*SUPPLIED INFORMATION*:
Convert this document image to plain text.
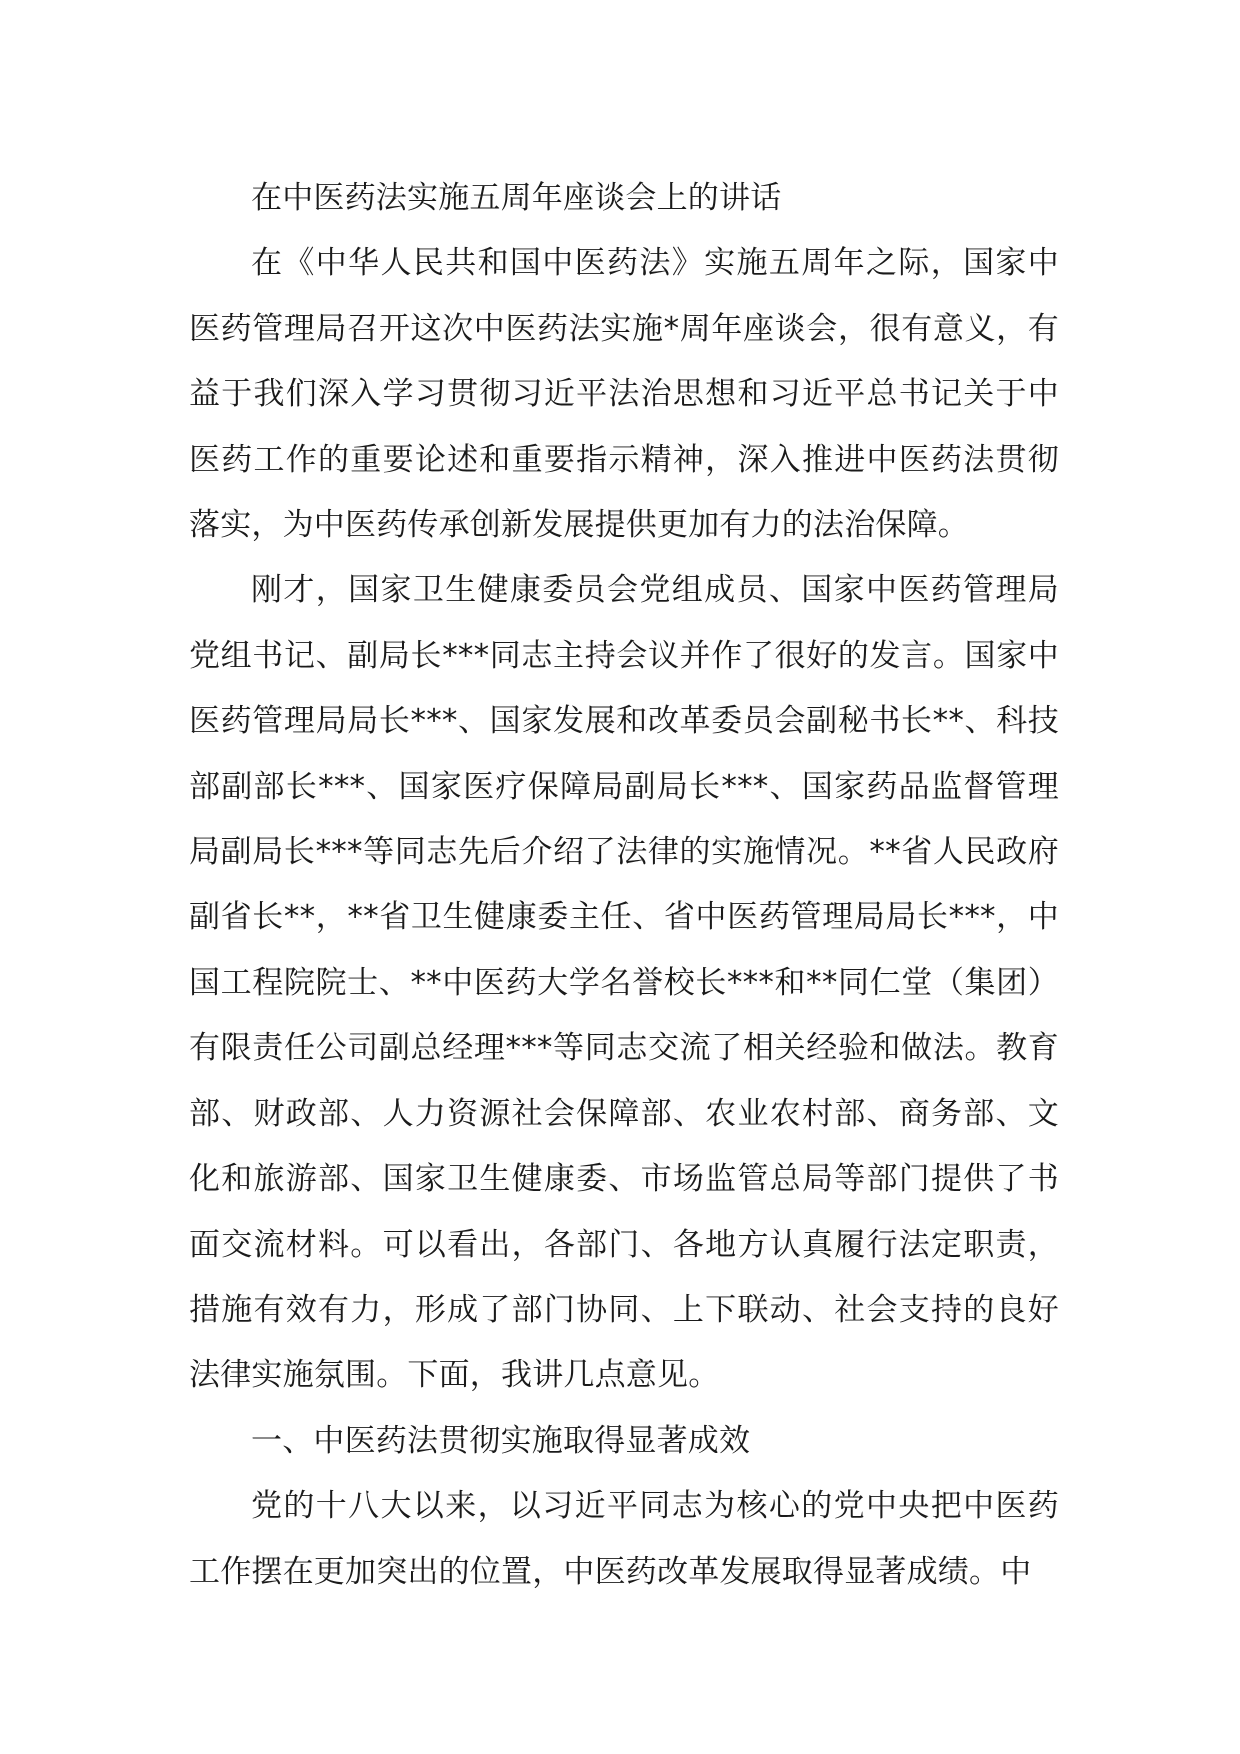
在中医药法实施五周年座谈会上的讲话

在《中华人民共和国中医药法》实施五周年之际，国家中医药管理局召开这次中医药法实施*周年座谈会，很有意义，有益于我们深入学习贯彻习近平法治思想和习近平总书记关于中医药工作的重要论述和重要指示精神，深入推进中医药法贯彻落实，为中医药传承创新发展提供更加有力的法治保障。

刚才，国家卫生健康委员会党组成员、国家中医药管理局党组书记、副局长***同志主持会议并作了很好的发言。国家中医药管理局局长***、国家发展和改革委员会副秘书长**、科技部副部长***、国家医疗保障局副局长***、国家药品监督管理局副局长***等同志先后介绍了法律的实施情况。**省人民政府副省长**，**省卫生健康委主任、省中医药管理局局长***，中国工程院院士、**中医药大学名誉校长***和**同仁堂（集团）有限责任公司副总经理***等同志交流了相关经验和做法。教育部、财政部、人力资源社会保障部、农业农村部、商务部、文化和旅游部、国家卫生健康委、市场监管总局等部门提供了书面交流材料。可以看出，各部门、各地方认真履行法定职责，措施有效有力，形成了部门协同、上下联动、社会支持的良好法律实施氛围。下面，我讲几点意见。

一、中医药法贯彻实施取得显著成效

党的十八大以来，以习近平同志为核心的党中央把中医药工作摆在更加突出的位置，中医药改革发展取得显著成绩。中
...
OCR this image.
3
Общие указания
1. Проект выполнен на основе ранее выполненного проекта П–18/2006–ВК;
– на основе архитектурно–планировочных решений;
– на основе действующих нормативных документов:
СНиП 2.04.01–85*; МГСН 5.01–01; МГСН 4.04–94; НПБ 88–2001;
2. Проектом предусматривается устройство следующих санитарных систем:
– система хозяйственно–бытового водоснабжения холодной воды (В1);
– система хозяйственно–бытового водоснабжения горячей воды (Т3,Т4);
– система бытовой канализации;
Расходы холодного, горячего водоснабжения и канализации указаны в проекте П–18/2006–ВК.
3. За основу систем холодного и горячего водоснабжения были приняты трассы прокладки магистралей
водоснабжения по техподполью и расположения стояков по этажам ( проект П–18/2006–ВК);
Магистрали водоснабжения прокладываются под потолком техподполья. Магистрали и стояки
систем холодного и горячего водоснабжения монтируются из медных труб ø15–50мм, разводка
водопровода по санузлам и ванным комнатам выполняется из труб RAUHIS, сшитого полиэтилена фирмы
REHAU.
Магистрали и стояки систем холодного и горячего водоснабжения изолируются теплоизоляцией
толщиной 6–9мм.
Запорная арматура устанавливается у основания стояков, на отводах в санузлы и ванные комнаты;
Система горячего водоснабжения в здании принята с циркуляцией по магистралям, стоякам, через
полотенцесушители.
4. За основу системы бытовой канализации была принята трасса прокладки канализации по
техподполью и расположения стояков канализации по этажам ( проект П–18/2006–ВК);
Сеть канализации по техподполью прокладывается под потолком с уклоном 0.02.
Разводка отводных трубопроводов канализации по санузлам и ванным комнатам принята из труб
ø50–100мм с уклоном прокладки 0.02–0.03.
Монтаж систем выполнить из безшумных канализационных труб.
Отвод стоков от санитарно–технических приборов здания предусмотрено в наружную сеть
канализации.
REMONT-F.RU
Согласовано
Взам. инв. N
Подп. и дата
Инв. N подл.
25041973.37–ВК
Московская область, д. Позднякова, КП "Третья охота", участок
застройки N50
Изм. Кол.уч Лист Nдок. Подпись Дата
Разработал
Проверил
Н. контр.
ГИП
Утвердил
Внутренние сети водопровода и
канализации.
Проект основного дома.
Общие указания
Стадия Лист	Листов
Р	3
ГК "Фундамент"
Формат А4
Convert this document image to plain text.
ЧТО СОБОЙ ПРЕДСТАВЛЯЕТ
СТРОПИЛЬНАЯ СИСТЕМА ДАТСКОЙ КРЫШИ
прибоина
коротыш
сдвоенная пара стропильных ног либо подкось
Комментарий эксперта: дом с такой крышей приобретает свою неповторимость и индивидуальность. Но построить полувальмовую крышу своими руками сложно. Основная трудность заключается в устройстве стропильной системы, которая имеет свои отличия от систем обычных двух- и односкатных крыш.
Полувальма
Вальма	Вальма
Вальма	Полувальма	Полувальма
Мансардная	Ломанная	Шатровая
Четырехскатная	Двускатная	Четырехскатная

*TASK DIRECTIONS*: Find the lines containing "водопровода" and pull them out.

*EXERCISE RESPONSE*:
водопровода по санузлам и ванным комнатам выполняется из труб RAUHIS, сшитого полиэтилена фирмы
Внутренние сети водопровода и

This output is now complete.